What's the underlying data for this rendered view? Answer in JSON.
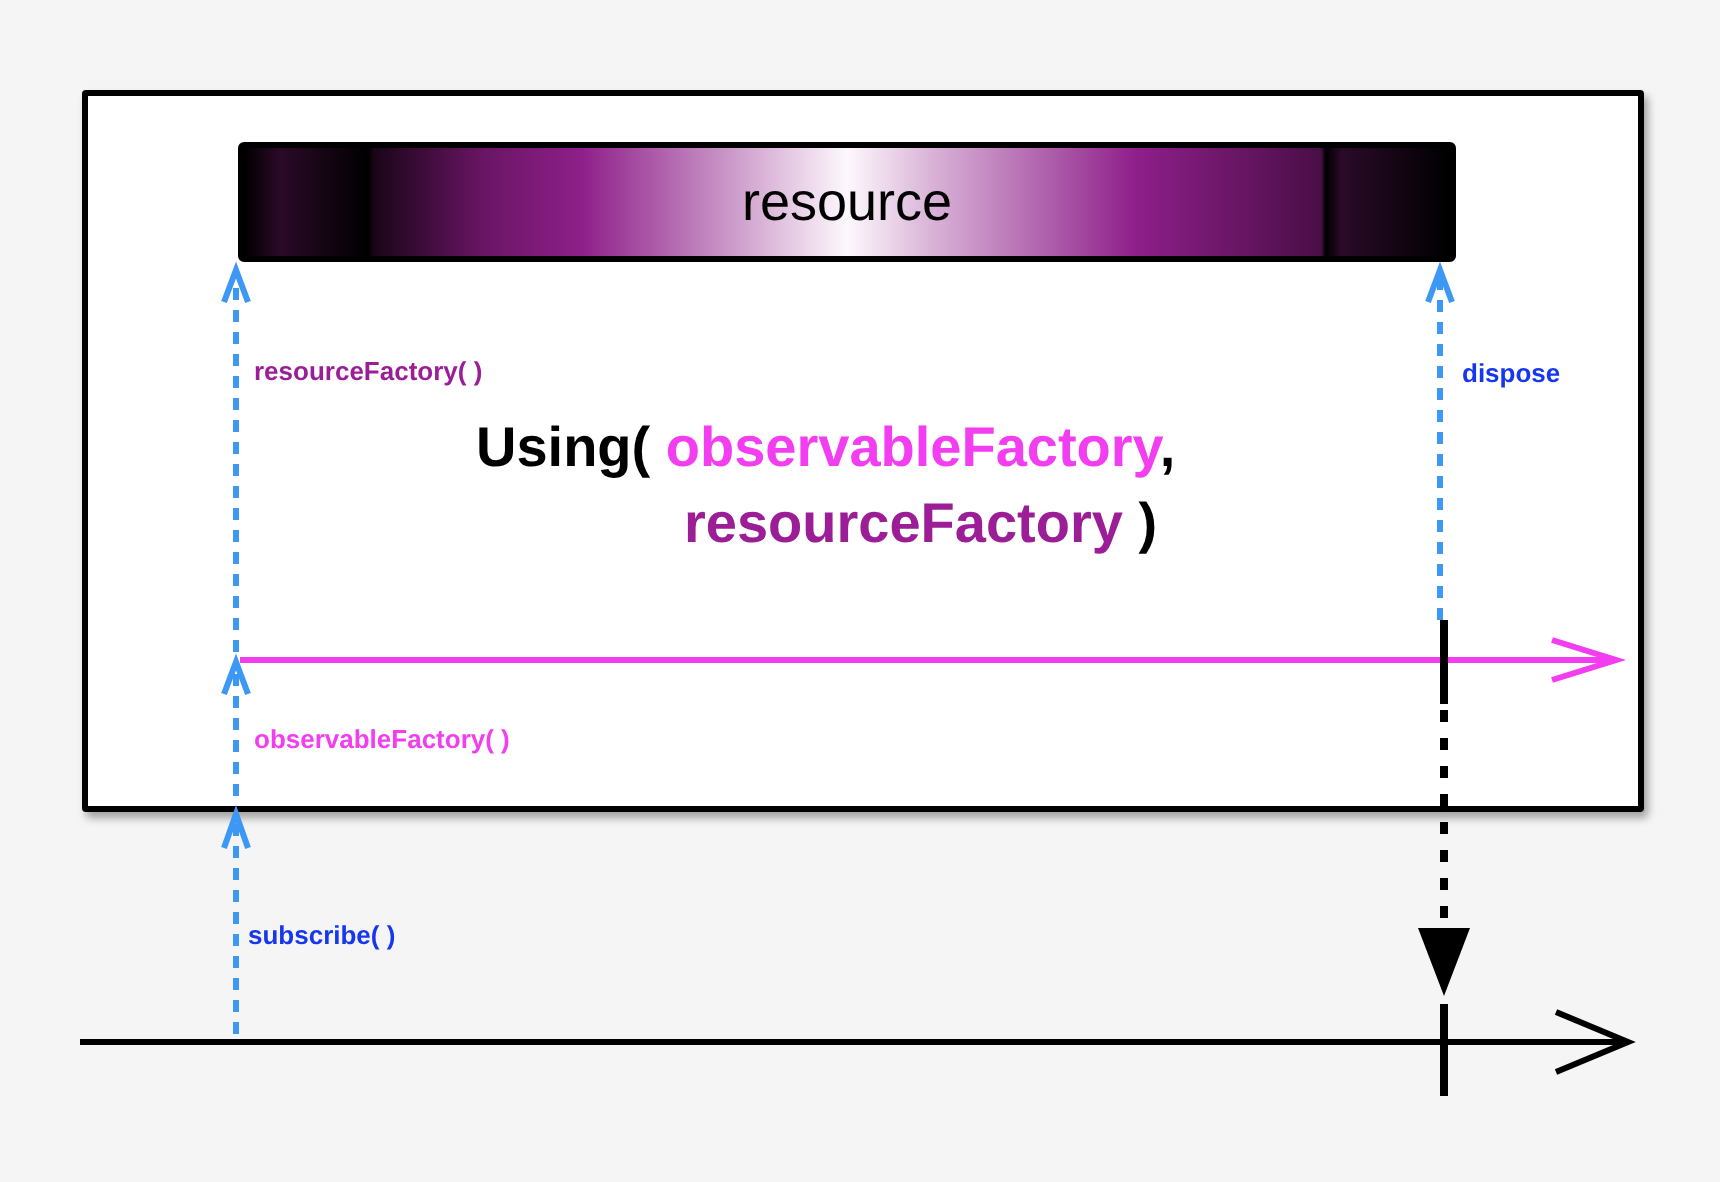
{
  "operator": {
    "resource": {
      "label": "resource"
    },
    "title_lines": [
      {
        "parts": [
          {
            "text": "Using( ",
            "kind": "plain"
          },
          {
            "text": "observableFactory",
            "kind": "observable"
          },
          {
            "text": ",",
            "kind": "plain"
          }
        ]
      },
      {
        "parts": [
          {
            "text": "resourceFactory",
            "kind": "resource"
          },
          {
            "text": " )",
            "kind": "plain"
          }
        ]
      }
    ]
  },
  "labels": [
    {
      "text": "resourceFactory( )",
      "kind": "resource"
    },
    {
      "text": "dispose",
      "kind": "dispose"
    },
    {
      "text": "observableFactory( )",
      "kind": "observable"
    },
    {
      "text": "subscribe( )",
      "kind": "subscribe"
    }
  ]
}
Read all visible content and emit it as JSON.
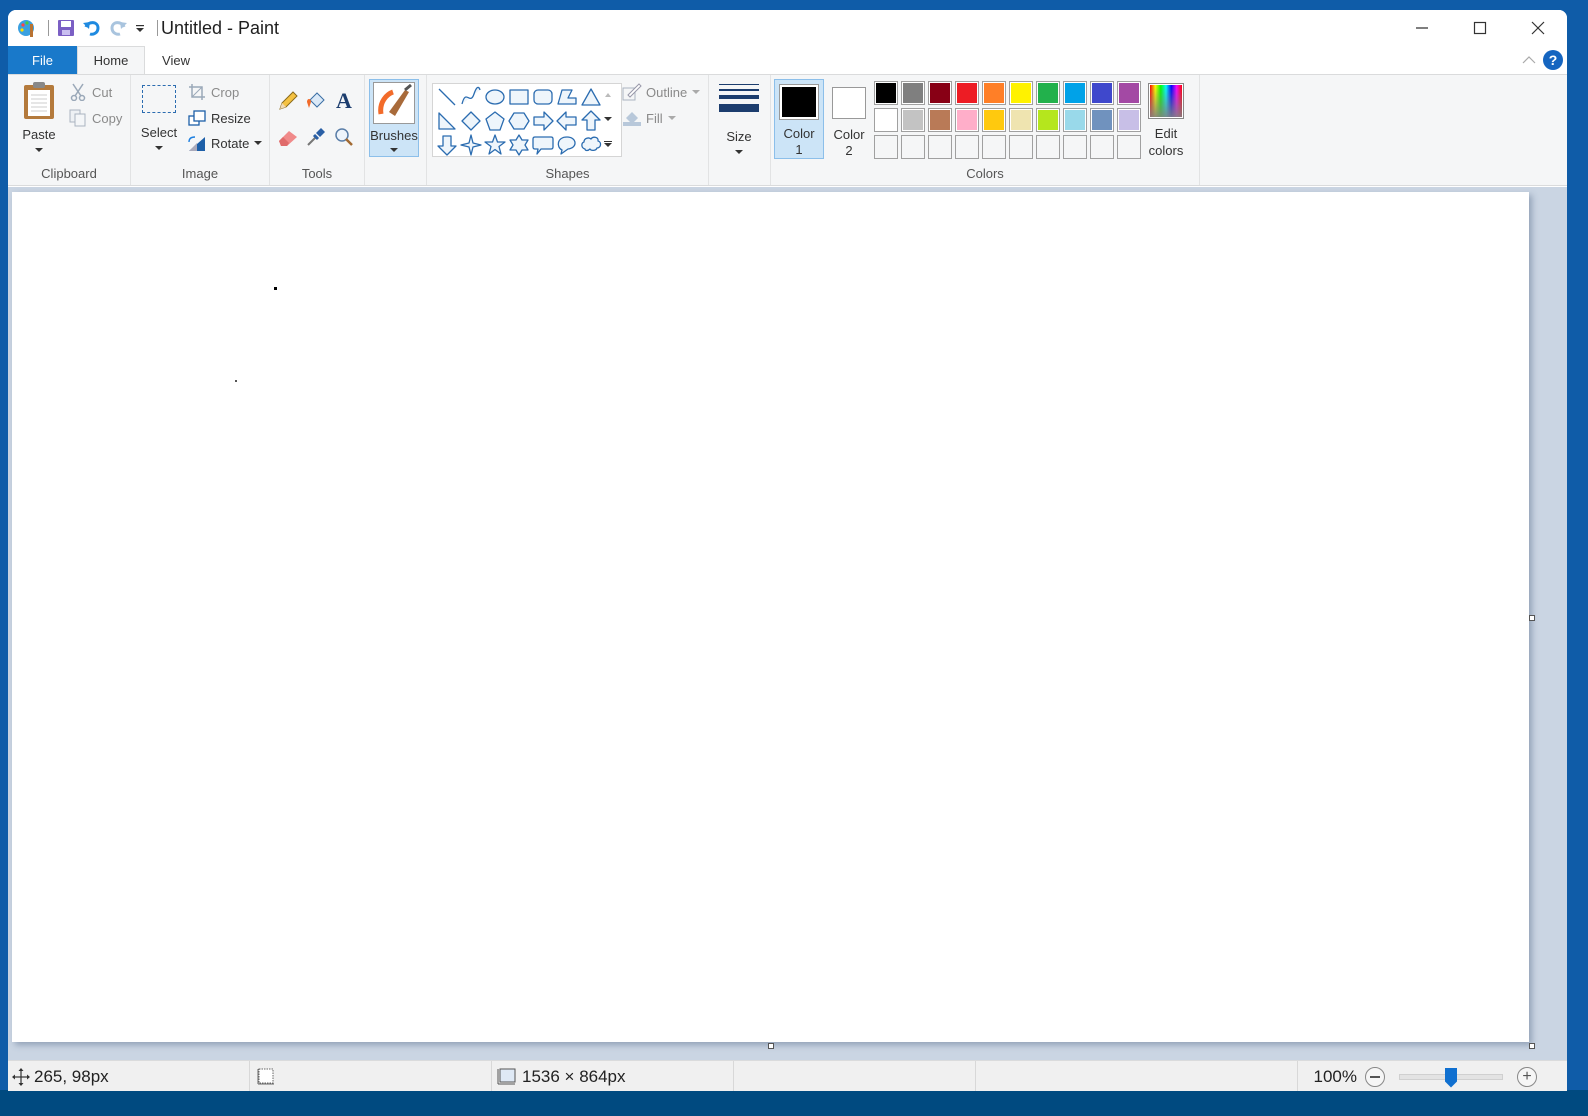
{
  "window": {
    "title": "Untitled - Paint",
    "quick_access": [
      {
        "name": "app-icon"
      },
      {
        "name": "save-icon"
      },
      {
        "name": "undo-icon"
      },
      {
        "name": "redo-icon"
      },
      {
        "name": "customize-qat-icon"
      }
    ],
    "controls": [
      "minimize",
      "maximize",
      "close"
    ]
  },
  "tabs": [
    {
      "label": "File",
      "active": false
    },
    {
      "label": "Home",
      "active": true
    },
    {
      "label": "View",
      "active": false
    }
  ],
  "ribbon": {
    "clipboard": {
      "label": "Clipboard",
      "paste": "Paste",
      "cut": "Cut",
      "copy": "Copy"
    },
    "image": {
      "label": "Image",
      "select": "Select",
      "crop": "Crop",
      "resize": "Resize",
      "rotate": "Rotate"
    },
    "tools": {
      "label": "Tools",
      "items": [
        "pencil",
        "fill-bucket",
        "text",
        "eraser",
        "color-picker",
        "magnifier"
      ]
    },
    "brushes": {
      "label": "Brushes"
    },
    "shapes": {
      "label": "Shapes",
      "items": [
        "line",
        "curve",
        "oval",
        "rectangle",
        "rounded-rectangle",
        "polygon",
        "triangle",
        "right-triangle",
        "diamond",
        "pentagon",
        "hexagon",
        "right-arrow",
        "left-arrow",
        "up-arrow",
        "down-arrow",
        "four-point-star",
        "five-point-star",
        "six-point-star",
        "rounded-callout",
        "oval-callout",
        "cloud-callout"
      ],
      "outline": "Outline",
      "fill": "Fill"
    },
    "size": {
      "label": "Size"
    },
    "colors": {
      "label": "Colors",
      "color1_label": "Color",
      "color1_num": "1",
      "color1_value": "#000000",
      "color2_label": "Color",
      "color2_num": "2",
      "color2_value": "#ffffff",
      "edit_line1": "Edit",
      "edit_line2": "colors",
      "palette_row1": [
        "#000000",
        "#7f7f7f",
        "#880015",
        "#ed1c24",
        "#ff7f27",
        "#fff200",
        "#22b14c",
        "#00a2e8",
        "#3f48cc",
        "#a349a4"
      ],
      "palette_row2": [
        "#ffffff",
        "#c3c3c3",
        "#b97a57",
        "#ffaec9",
        "#ffc90e",
        "#efe4b0",
        "#b5e61d",
        "#99d9ea",
        "#7092be",
        "#c8bfe7"
      ],
      "palette_row3_count": 10
    }
  },
  "canvas": {
    "background": "#ffffff"
  },
  "statusbar": {
    "cursor_position": "265, 98px",
    "canvas_size": "1536 × 864px",
    "zoom_level": "100%",
    "zoom_slider_fraction": 0.5
  }
}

> **GOAL**:
Omit the pictures. Transcribe every record exactly.

> **FULL SOLUTION**:
What's the underlying data for this rendered view? Answer in JSON.
{
  "operator": {
    "resource": {
      "label": "resource"
    },
    "title_lines": [
      {
        "parts": [
          {
            "text": "Using( ",
            "kind": "plain"
          },
          {
            "text": "observableFactory",
            "kind": "observable"
          },
          {
            "text": ",",
            "kind": "plain"
          }
        ]
      },
      {
        "parts": [
          {
            "text": "resourceFactory",
            "kind": "resource"
          },
          {
            "text": " )",
            "kind": "plain"
          }
        ]
      }
    ]
  },
  "labels": [
    {
      "text": "resourceFactory( )",
      "kind": "resource"
    },
    {
      "text": "dispose",
      "kind": "dispose"
    },
    {
      "text": "observableFactory( )",
      "kind": "observable"
    },
    {
      "text": "subscribe( )",
      "kind": "subscribe"
    }
  ]
}
Read all visible content and emit it as JSON.
{
  "window": {
    "title": "Untitled - Paint",
    "quick_access": [
      {
        "name": "app-icon"
      },
      {
        "name": "save-icon"
      },
      {
        "name": "undo-icon"
      },
      {
        "name": "redo-icon"
      },
      {
        "name": "customize-qat-icon"
      }
    ],
    "controls": [
      "minimize",
      "maximize",
      "close"
    ]
  },
  "tabs": [
    {
      "label": "File",
      "active": false
    },
    {
      "label": "Home",
      "active": true
    },
    {
      "label": "View",
      "active": false
    }
  ],
  "ribbon": {
    "clipboard": {
      "label": "Clipboard",
      "paste": "Paste",
      "cut": "Cut",
      "copy": "Copy"
    },
    "image": {
      "label": "Image",
      "select": "Select",
      "crop": "Crop",
      "resize": "Resize",
      "rotate": "Rotate"
    },
    "tools": {
      "label": "Tools",
      "items": [
        "pencil",
        "fill-bucket",
        "text",
        "eraser",
        "color-picker",
        "magnifier"
      ]
    },
    "brushes": {
      "label": "Brushes"
    },
    "shapes": {
      "label": "Shapes",
      "items": [
        "line",
        "curve",
        "oval",
        "rectangle",
        "rounded-rectangle",
        "polygon",
        "triangle",
        "right-triangle",
        "diamond",
        "pentagon",
        "hexagon",
        "right-arrow",
        "left-arrow",
        "up-arrow",
        "down-arrow",
        "four-point-star",
        "five-point-star",
        "six-point-star",
        "rounded-callout",
        "oval-callout",
        "cloud-callout"
      ],
      "outline": "Outline",
      "fill": "Fill"
    },
    "size": {
      "label": "Size"
    },
    "colors": {
      "label": "Colors",
      "color1_label": "Color",
      "color1_num": "1",
      "color1_value": "#000000",
      "color2_label": "Color",
      "color2_num": "2",
      "color2_value": "#ffffff",
      "edit_line1": "Edit",
      "edit_line2": "colors",
      "palette_row1": [
        "#000000",
        "#7f7f7f",
        "#880015",
        "#ed1c24",
        "#ff7f27",
        "#fff200",
        "#22b14c",
        "#00a2e8",
        "#3f48cc",
        "#a349a4"
      ],
      "palette_row2": [
        "#ffffff",
        "#c3c3c3",
        "#b97a57",
        "#ffaec9",
        "#ffc90e",
        "#efe4b0",
        "#b5e61d",
        "#99d9ea",
        "#7092be",
        "#c8bfe7"
      ],
      "palette_row3_count": 10
    }
  },
  "canvas": {
    "background": "#ffffff"
  },
  "statusbar": {
    "cursor_position": "265, 98px",
    "canvas_size": "1536 × 864px",
    "zoom_level": "100%",
    "zoom_slider_fraction": 0.5
  }
}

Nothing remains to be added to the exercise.